» Aim of the task:
List, from the lines below, each one with "Users" in it.

» Stored records:
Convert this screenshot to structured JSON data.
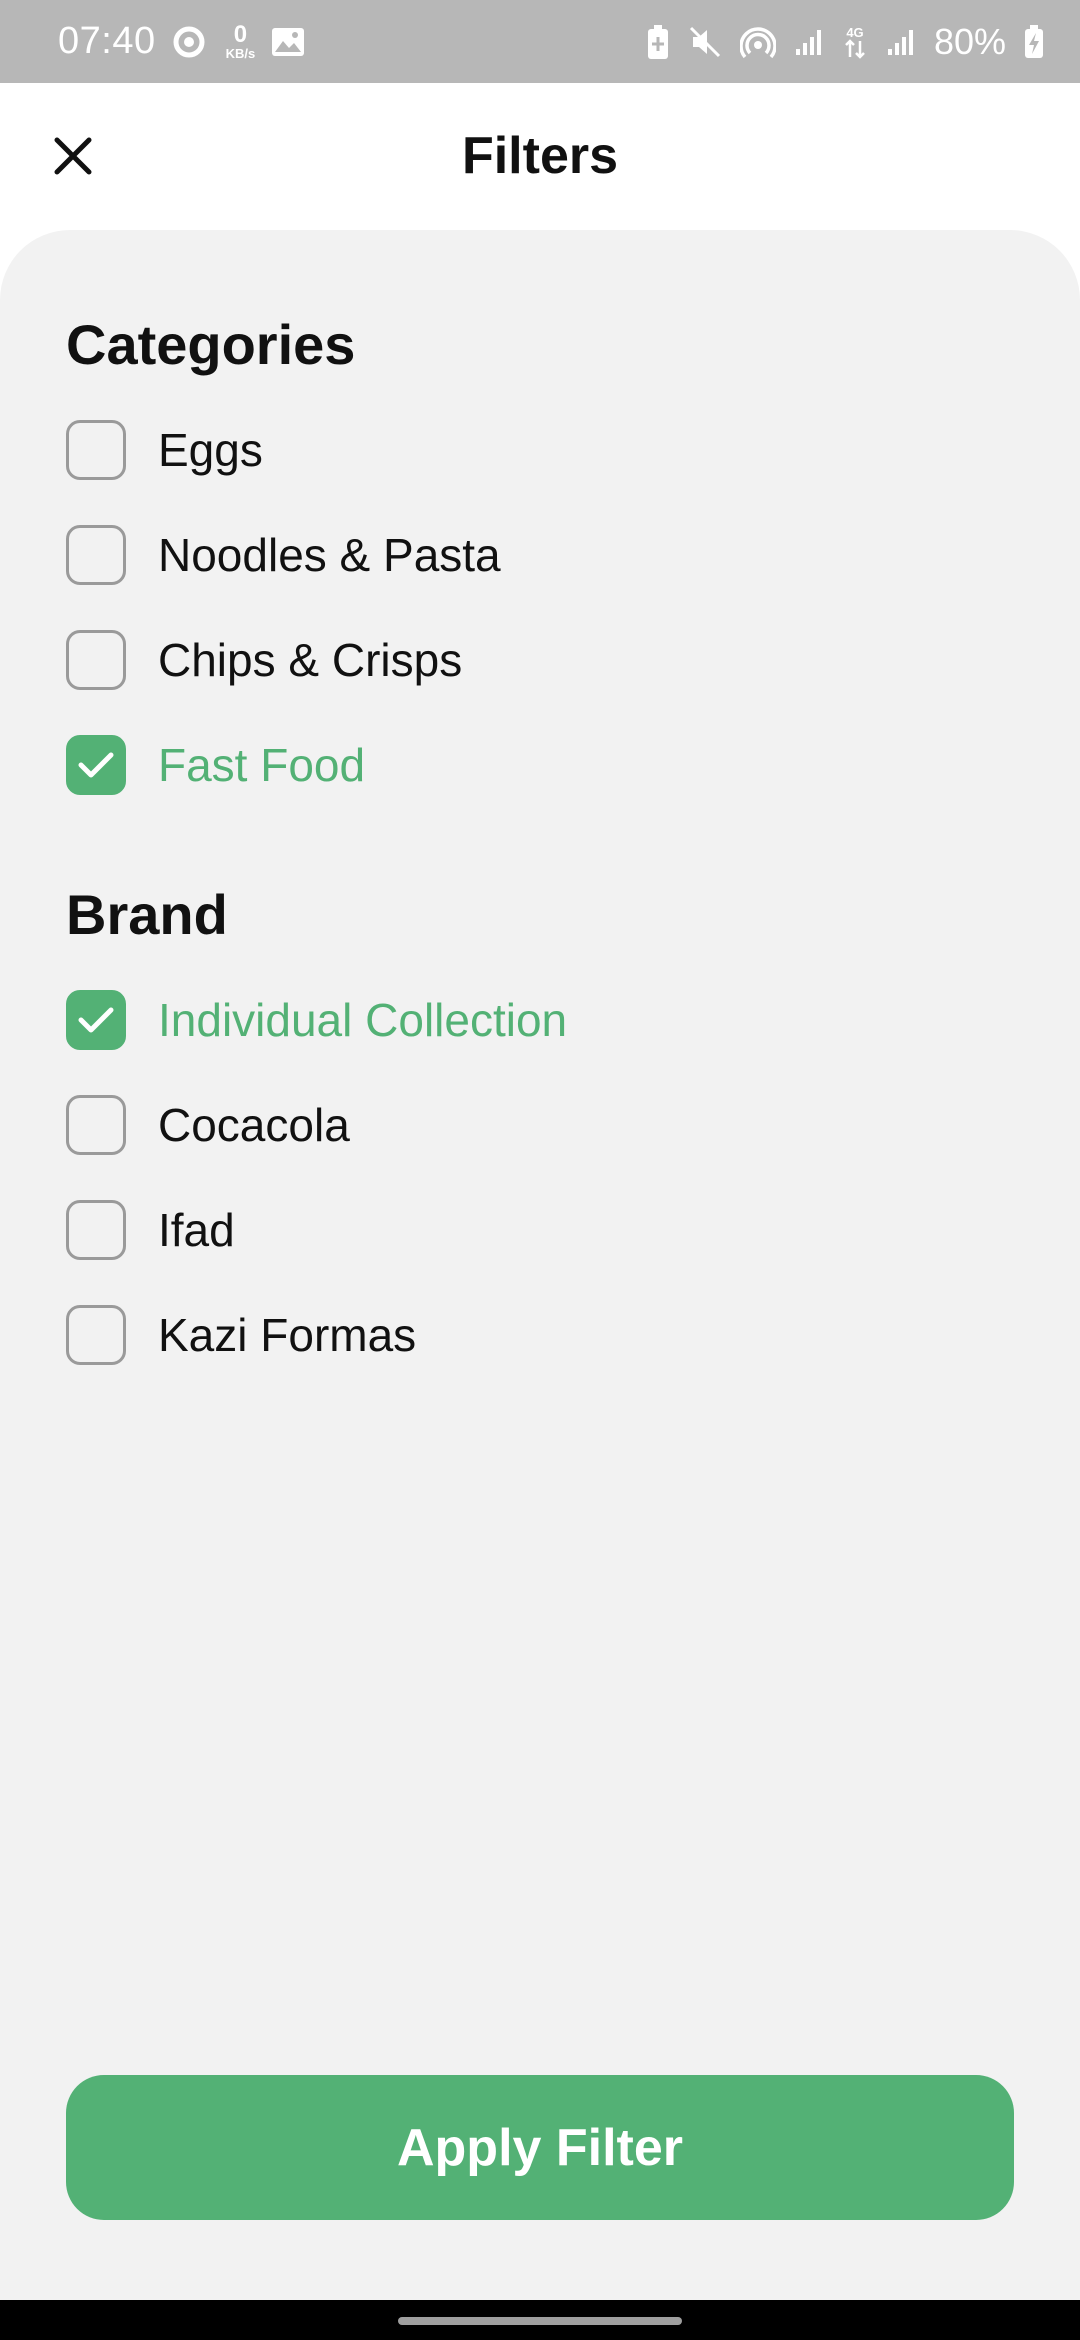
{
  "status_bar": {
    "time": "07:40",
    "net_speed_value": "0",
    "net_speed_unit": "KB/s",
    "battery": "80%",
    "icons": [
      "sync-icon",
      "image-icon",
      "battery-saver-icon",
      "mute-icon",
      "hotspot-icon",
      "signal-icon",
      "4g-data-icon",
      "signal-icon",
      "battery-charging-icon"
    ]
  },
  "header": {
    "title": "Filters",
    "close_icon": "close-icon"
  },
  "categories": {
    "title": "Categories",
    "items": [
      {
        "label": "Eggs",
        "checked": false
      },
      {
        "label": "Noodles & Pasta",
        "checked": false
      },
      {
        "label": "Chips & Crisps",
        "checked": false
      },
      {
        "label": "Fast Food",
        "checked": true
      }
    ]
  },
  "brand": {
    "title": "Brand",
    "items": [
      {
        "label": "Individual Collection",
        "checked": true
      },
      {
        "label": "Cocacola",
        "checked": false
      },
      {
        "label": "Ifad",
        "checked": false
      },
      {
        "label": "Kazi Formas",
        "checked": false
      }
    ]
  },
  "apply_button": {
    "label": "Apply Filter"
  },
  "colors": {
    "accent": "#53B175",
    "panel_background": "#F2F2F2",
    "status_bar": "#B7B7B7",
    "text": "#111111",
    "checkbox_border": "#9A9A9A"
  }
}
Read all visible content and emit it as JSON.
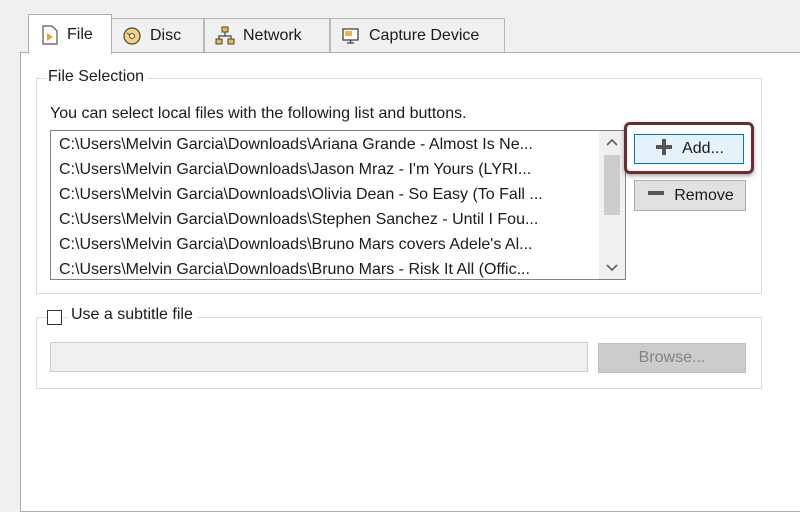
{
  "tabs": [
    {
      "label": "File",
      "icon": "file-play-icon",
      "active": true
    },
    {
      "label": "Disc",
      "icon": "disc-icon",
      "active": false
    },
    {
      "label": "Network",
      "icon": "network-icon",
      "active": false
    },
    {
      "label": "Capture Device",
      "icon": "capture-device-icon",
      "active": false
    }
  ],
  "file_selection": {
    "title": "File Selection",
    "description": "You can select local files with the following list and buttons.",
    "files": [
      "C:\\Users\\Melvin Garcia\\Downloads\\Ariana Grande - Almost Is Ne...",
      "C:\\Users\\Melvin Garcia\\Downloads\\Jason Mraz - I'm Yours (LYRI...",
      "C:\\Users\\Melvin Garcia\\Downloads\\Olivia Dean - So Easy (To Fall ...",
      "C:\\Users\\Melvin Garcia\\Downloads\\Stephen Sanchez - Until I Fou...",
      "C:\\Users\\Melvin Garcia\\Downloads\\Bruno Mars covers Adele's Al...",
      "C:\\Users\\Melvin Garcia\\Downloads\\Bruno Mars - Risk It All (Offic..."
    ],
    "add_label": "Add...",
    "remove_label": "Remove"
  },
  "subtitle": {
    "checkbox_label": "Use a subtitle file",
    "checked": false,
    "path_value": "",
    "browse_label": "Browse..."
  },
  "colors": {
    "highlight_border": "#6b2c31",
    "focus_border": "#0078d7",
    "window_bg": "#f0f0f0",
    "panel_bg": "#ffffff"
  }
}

» Exercise answer:
      "C:\\Users\\Melvin Garcia\\Downloads\\Ariana Grande - Almost Is Ne...",
      "C:\\Users\\Melvin Garcia\\Downloads\\Jason Mraz - I'm Yours (LYRI...",
      "C:\\Users\\Melvin Garcia\\Downloads\\Olivia Dean - So Easy (To Fall ...",
      "C:\\Users\\Melvin Garcia\\Downloads\\Stephen Sanchez - Until I Fou...",
      "C:\\Users\\Melvin Garcia\\Downloads\\Bruno Mars covers Adele's Al...",
      "C:\\Users\\Melvin Garcia\\Downloads\\Bruno Mars - Risk It All (Offic..."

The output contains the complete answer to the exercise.